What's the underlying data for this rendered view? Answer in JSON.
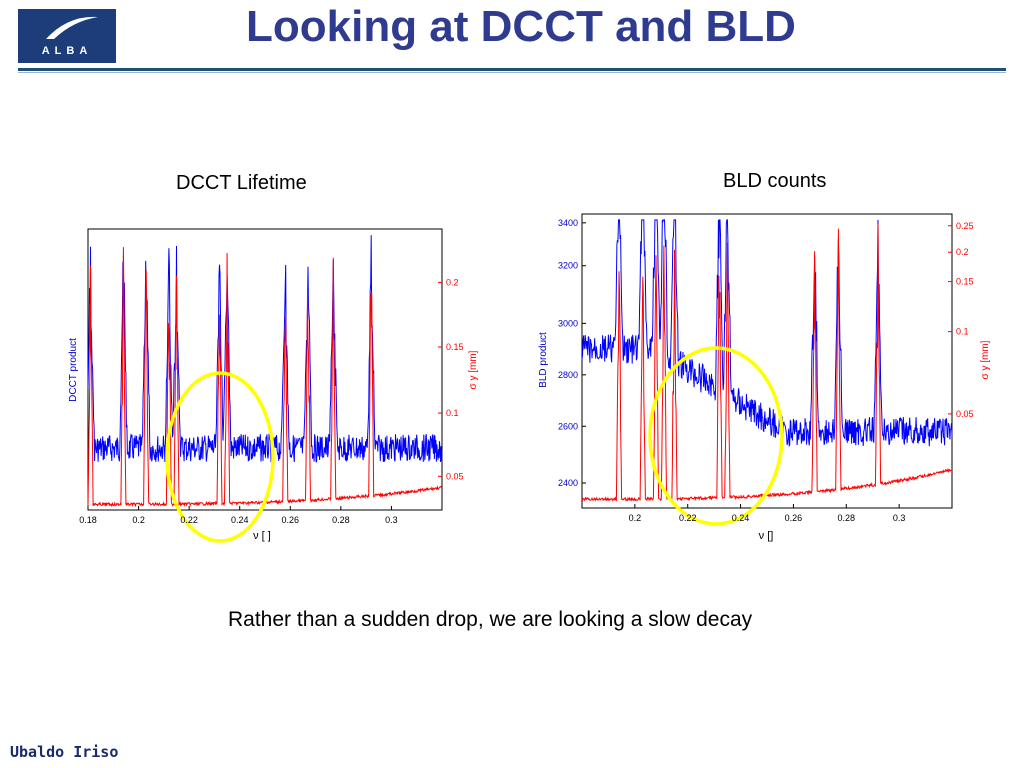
{
  "header": {
    "title": "Looking at DCCT and BLD",
    "logo_text": "ALBA"
  },
  "labels": {
    "left_plot": "DCCT Lifetime",
    "right_plot": "BLD counts"
  },
  "caption": "Rather than a sudden drop, we are looking a slow decay",
  "footer": {
    "author": "Ubaldo Iriso"
  },
  "colors": {
    "title": "#2e3b8f",
    "series_blue": "#0000ff",
    "series_red": "#ff0000",
    "highlight": "#ffff00"
  },
  "chart_data": [
    {
      "type": "line",
      "xlabel": "ν [ ]",
      "ylabel": "DCCT product",
      "y2label": "σ y [mm]",
      "xlim": [
        0.18,
        0.32
      ],
      "xticks": [
        "0.18",
        "0.2",
        "0.22",
        "0.24",
        "0.26",
        "0.28",
        "0.3"
      ],
      "y2ticks": [
        "0.05",
        "0.1",
        "0.15",
        "0.2"
      ],
      "series": [
        {
          "color": "#0000ff",
          "values_desc": "noisy baseline"
        },
        {
          "color": "#ff0000",
          "values_desc": "spiky"
        }
      ],
      "peaks_x": [
        0.181,
        0.194,
        0.203,
        0.212,
        0.215,
        0.232,
        0.235,
        0.258,
        0.267,
        0.277,
        0.292
      ],
      "highlight_x": [
        0.214,
        0.245
      ]
    },
    {
      "type": "line",
      "xlabel": "ν []",
      "ylabel": "BLD product",
      "y2label": "σ y [mm]",
      "xlim": [
        0.18,
        0.32
      ],
      "xticks": [
        "0.2",
        "0.22",
        "0.24",
        "0.26",
        "0.28",
        "0.3"
      ],
      "yticks": [
        "2400",
        "2600",
        "2800",
        "3000",
        "3200",
        "3400"
      ],
      "y2ticks": [
        "0.05",
        "0.1",
        "0.15",
        "0.2",
        "0.25"
      ],
      "series": [
        {
          "color": "#0000ff",
          "values_desc": "decaying noisy"
        },
        {
          "color": "#ff0000",
          "values_desc": "spiky"
        }
      ],
      "peaks_x": [
        0.194,
        0.203,
        0.208,
        0.211,
        0.215,
        0.232,
        0.235,
        0.268,
        0.277,
        0.292
      ],
      "highlight_x": [
        0.207,
        0.245
      ]
    }
  ]
}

- **Problem statement**:
Gather all lines where the word "ylabel" appears.

- **Solution below**:
      "ylabel": "DCCT product",
      "ylabel": "BLD product",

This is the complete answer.